Exactly reproduce the entries, dropping any pictures from your copy.
##########
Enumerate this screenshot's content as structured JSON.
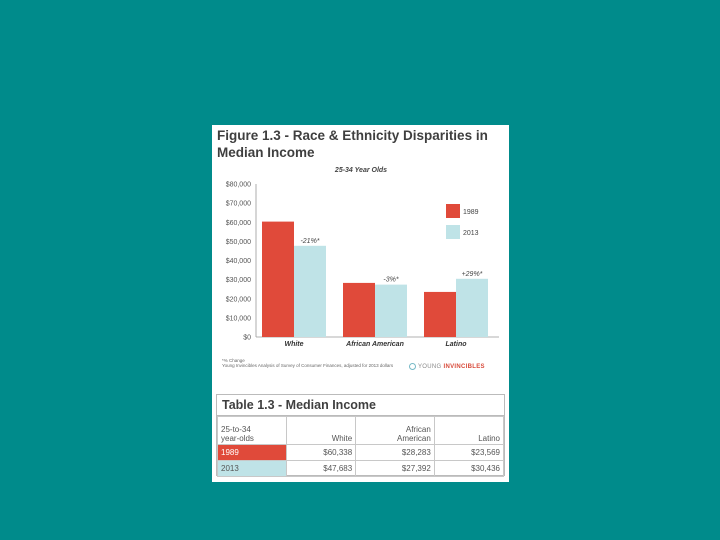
{
  "figure": {
    "title_line1": "Figure 1.3 - Race & Ethnicity Disparities in",
    "title_line2": "Median Income",
    "note_line1": "*% Change",
    "note_line2": "Young Invincibles Analysis of Survey of Consumer Finances, adjusted for 2013 dollars",
    "logo_young": "YOUNG",
    "logo_invincibles": "INVINCIBLES"
  },
  "chart_data": {
    "type": "bar",
    "title": "25-34 Year Olds",
    "categories": [
      "White",
      "African American",
      "Latino"
    ],
    "series": [
      {
        "name": "1989",
        "color": "#e04a3a",
        "values": [
          60338,
          28283,
          23569
        ]
      },
      {
        "name": "2013",
        "color": "#bfe3e7",
        "values": [
          47683,
          27392,
          30436
        ]
      }
    ],
    "annotations": [
      "-21%*",
      "-3%*",
      "+29%*"
    ],
    "ylim": [
      0,
      80000
    ],
    "yticks": [
      "$0",
      "$10,000",
      "$20,000",
      "$30,000",
      "$40,000",
      "$50,000",
      "$60,000",
      "$70,000",
      "$80,000"
    ],
    "ytick_values": [
      0,
      10000,
      20000,
      30000,
      40000,
      50000,
      60000,
      70000,
      80000
    ],
    "legend_position": "right",
    "grid": false
  },
  "table": {
    "title": "Table 1.3 -  Median Income",
    "header": {
      "col0_line1": "25-to-34",
      "col0_line2": "year-olds",
      "white": "White",
      "aa_line1": "African",
      "aa_line2": "American",
      "latino": "Latino"
    },
    "rows": [
      {
        "label": "1989",
        "white": "$60,338",
        "aa": "$28,283",
        "latino": "$23,569"
      },
      {
        "label": "2013",
        "white": "$47,683",
        "aa": "$27,392",
        "latino": "$30,436"
      }
    ]
  }
}
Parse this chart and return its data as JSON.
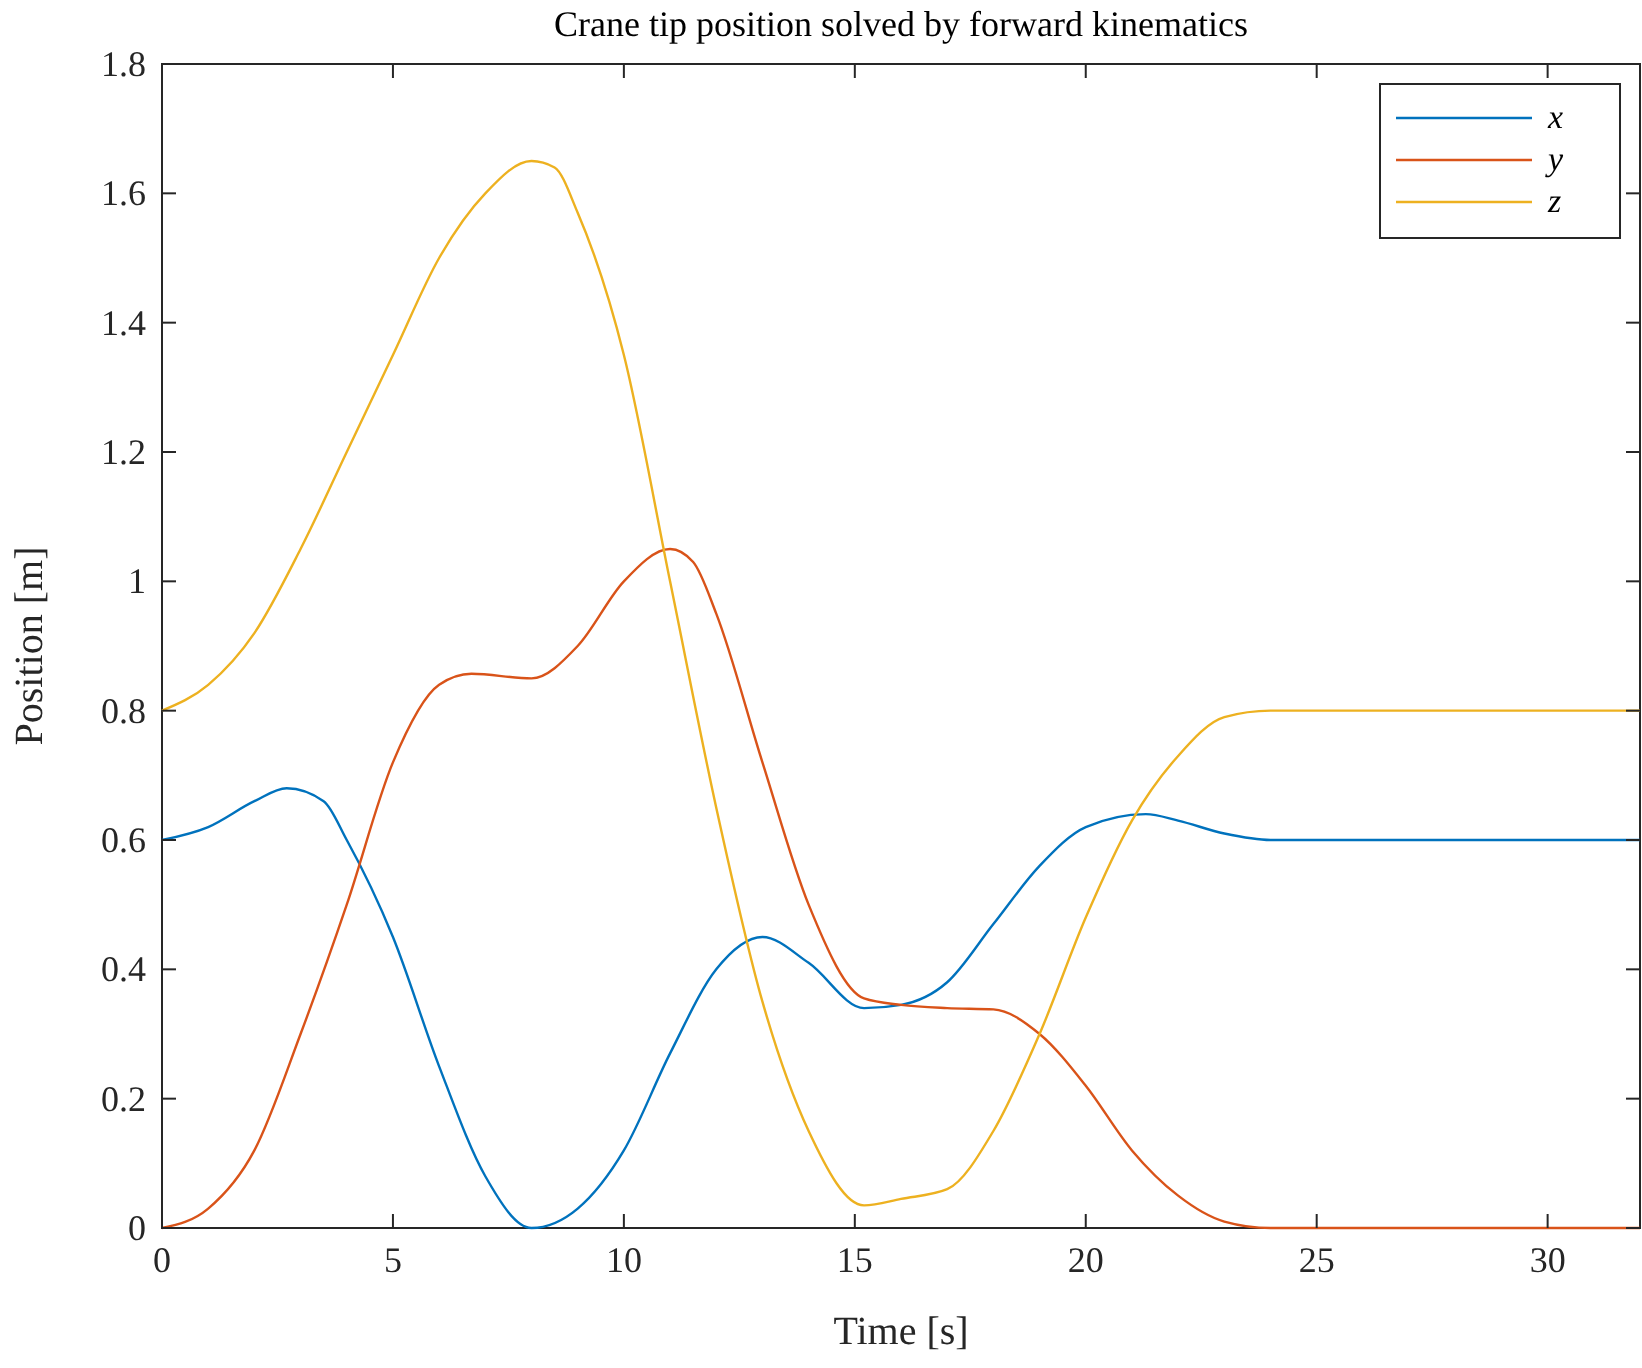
{
  "chart_data": {
    "type": "line",
    "title": "Crane tip position solved by forward kinematics",
    "xlabel": "Time [s]",
    "ylabel": "Position [m]",
    "xlim": [
      0,
      32
    ],
    "xticks": [
      0,
      5,
      10,
      15,
      20,
      25,
      30
    ],
    "ylim": [
      0,
      1.8
    ],
    "yticks": [
      0,
      0.2,
      0.4,
      0.6,
      0.8,
      1,
      1.2,
      1.4,
      1.6,
      1.8
    ],
    "grid": false,
    "legend": "top right",
    "series": [
      {
        "name": "x",
        "color": "#0072bd",
        "x": [
          0,
          1,
          2,
          2.7,
          3.5,
          4,
          5,
          6,
          7,
          8,
          9,
          10,
          11,
          12,
          13,
          14,
          15.2,
          16,
          17,
          18,
          19,
          20,
          21.3,
          22,
          23,
          24,
          32
        ],
        "values": [
          0.6,
          0.62,
          0.66,
          0.68,
          0.66,
          0.6,
          0.45,
          0.25,
          0.08,
          0,
          0.03,
          0.12,
          0.27,
          0.4,
          0.45,
          0.41,
          0.34,
          0.345,
          0.38,
          0.47,
          0.56,
          0.62,
          0.64,
          0.63,
          0.61,
          0.6,
          0.6
        ]
      },
      {
        "name": "y",
        "color": "#d95319",
        "x": [
          0,
          1,
          2,
          3,
          4,
          5,
          6,
          6.7,
          8,
          9,
          10,
          11,
          11.5,
          12,
          13,
          14,
          15.2,
          16,
          17,
          18,
          19,
          20,
          21,
          22,
          23,
          24,
          32
        ],
        "values": [
          0,
          0.03,
          0.12,
          0.3,
          0.5,
          0.72,
          0.84,
          0.857,
          0.85,
          0.9,
          1,
          1.05,
          1.03,
          0.95,
          0.72,
          0.5,
          0.355,
          0.345,
          0.34,
          0.338,
          0.3,
          0.22,
          0.12,
          0.05,
          0.01,
          0,
          0
        ]
      },
      {
        "name": "z",
        "color": "#edb120",
        "x": [
          0,
          1,
          2,
          3,
          4,
          5,
          6,
          7,
          8,
          8.5,
          9,
          10,
          11,
          12,
          13,
          14,
          15.2,
          16,
          17,
          18,
          19,
          20,
          21,
          22,
          23,
          24,
          32
        ],
        "values": [
          0.8,
          0.84,
          0.92,
          1.05,
          1.2,
          1.35,
          1.5,
          1.6,
          1.65,
          1.64,
          1.57,
          1.35,
          1,
          0.65,
          0.35,
          0.15,
          0.035,
          0.045,
          0.06,
          0.15,
          0.3,
          0.48,
          0.63,
          0.73,
          0.79,
          0.8,
          0.8
        ]
      }
    ]
  }
}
##########
> **EXPECTED ANSWER**
Enumerate this screenshot's content as structured JSON.
{
  "figure": {
    "title_line1": "Figure 1.3 - Race & Ethnicity Disparities in",
    "title_line2": "Median Income",
    "note_line1": "*% Change",
    "note_line2": "Young Invincibles Analysis of Survey of Consumer Finances, adjusted for 2013 dollars",
    "logo_young": "YOUNG",
    "logo_invincibles": "INVINCIBLES"
  },
  "chart_data": {
    "type": "bar",
    "title": "25-34 Year Olds",
    "categories": [
      "White",
      "African American",
      "Latino"
    ],
    "series": [
      {
        "name": "1989",
        "color": "#e04a3a",
        "values": [
          60338,
          28283,
          23569
        ]
      },
      {
        "name": "2013",
        "color": "#bfe3e7",
        "values": [
          47683,
          27392,
          30436
        ]
      }
    ],
    "annotations": [
      "-21%*",
      "-3%*",
      "+29%*"
    ],
    "ylim": [
      0,
      80000
    ],
    "yticks": [
      "$0",
      "$10,000",
      "$20,000",
      "$30,000",
      "$40,000",
      "$50,000",
      "$60,000",
      "$70,000",
      "$80,000"
    ],
    "ytick_values": [
      0,
      10000,
      20000,
      30000,
      40000,
      50000,
      60000,
      70000,
      80000
    ],
    "legend_position": "right",
    "grid": false
  },
  "table": {
    "title": "Table 1.3 -  Median Income",
    "header": {
      "col0_line1": "25-to-34",
      "col0_line2": "year-olds",
      "white": "White",
      "aa_line1": "African",
      "aa_line2": "American",
      "latino": "Latino"
    },
    "rows": [
      {
        "label": "1989",
        "white": "$60,338",
        "aa": "$28,283",
        "latino": "$23,569"
      },
      {
        "label": "2013",
        "white": "$47,683",
        "aa": "$27,392",
        "latino": "$30,436"
      }
    ]
  }
}
Parse this chart and return its data as JSON.
{
  "chart_data": {
    "type": "line",
    "title": "Crane tip position solved by forward kinematics",
    "xlabel": "Time [s]",
    "ylabel": "Position [m]",
    "xlim": [
      0,
      32
    ],
    "xticks": [
      0,
      5,
      10,
      15,
      20,
      25,
      30
    ],
    "ylim": [
      0,
      1.8
    ],
    "yticks": [
      0,
      0.2,
      0.4,
      0.6,
      0.8,
      1,
      1.2,
      1.4,
      1.6,
      1.8
    ],
    "grid": false,
    "legend": "top right",
    "series": [
      {
        "name": "x",
        "color": "#0072bd",
        "x": [
          0,
          1,
          2,
          2.7,
          3.5,
          4,
          5,
          6,
          7,
          8,
          9,
          10,
          11,
          12,
          13,
          14,
          15.2,
          16,
          17,
          18,
          19,
          20,
          21.3,
          22,
          23,
          24,
          32
        ],
        "values": [
          0.6,
          0.62,
          0.66,
          0.68,
          0.66,
          0.6,
          0.45,
          0.25,
          0.08,
          0,
          0.03,
          0.12,
          0.27,
          0.4,
          0.45,
          0.41,
          0.34,
          0.345,
          0.38,
          0.47,
          0.56,
          0.62,
          0.64,
          0.63,
          0.61,
          0.6,
          0.6
        ]
      },
      {
        "name": "y",
        "color": "#d95319",
        "x": [
          0,
          1,
          2,
          3,
          4,
          5,
          6,
          6.7,
          8,
          9,
          10,
          11,
          11.5,
          12,
          13,
          14,
          15.2,
          16,
          17,
          18,
          19,
          20,
          21,
          22,
          23,
          24,
          32
        ],
        "values": [
          0,
          0.03,
          0.12,
          0.3,
          0.5,
          0.72,
          0.84,
          0.857,
          0.85,
          0.9,
          1,
          1.05,
          1.03,
          0.95,
          0.72,
          0.5,
          0.355,
          0.345,
          0.34,
          0.338,
          0.3,
          0.22,
          0.12,
          0.05,
          0.01,
          0,
          0
        ]
      },
      {
        "name": "z",
        "color": "#edb120",
        "x": [
          0,
          1,
          2,
          3,
          4,
          5,
          6,
          7,
          8,
          8.5,
          9,
          10,
          11,
          12,
          13,
          14,
          15.2,
          16,
          17,
          18,
          19,
          20,
          21,
          22,
          23,
          24,
          32
        ],
        "values": [
          0.8,
          0.84,
          0.92,
          1.05,
          1.2,
          1.35,
          1.5,
          1.6,
          1.65,
          1.64,
          1.57,
          1.35,
          1,
          0.65,
          0.35,
          0.15,
          0.035,
          0.045,
          0.06,
          0.15,
          0.3,
          0.48,
          0.63,
          0.73,
          0.79,
          0.8,
          0.8
        ]
      }
    ]
  }
}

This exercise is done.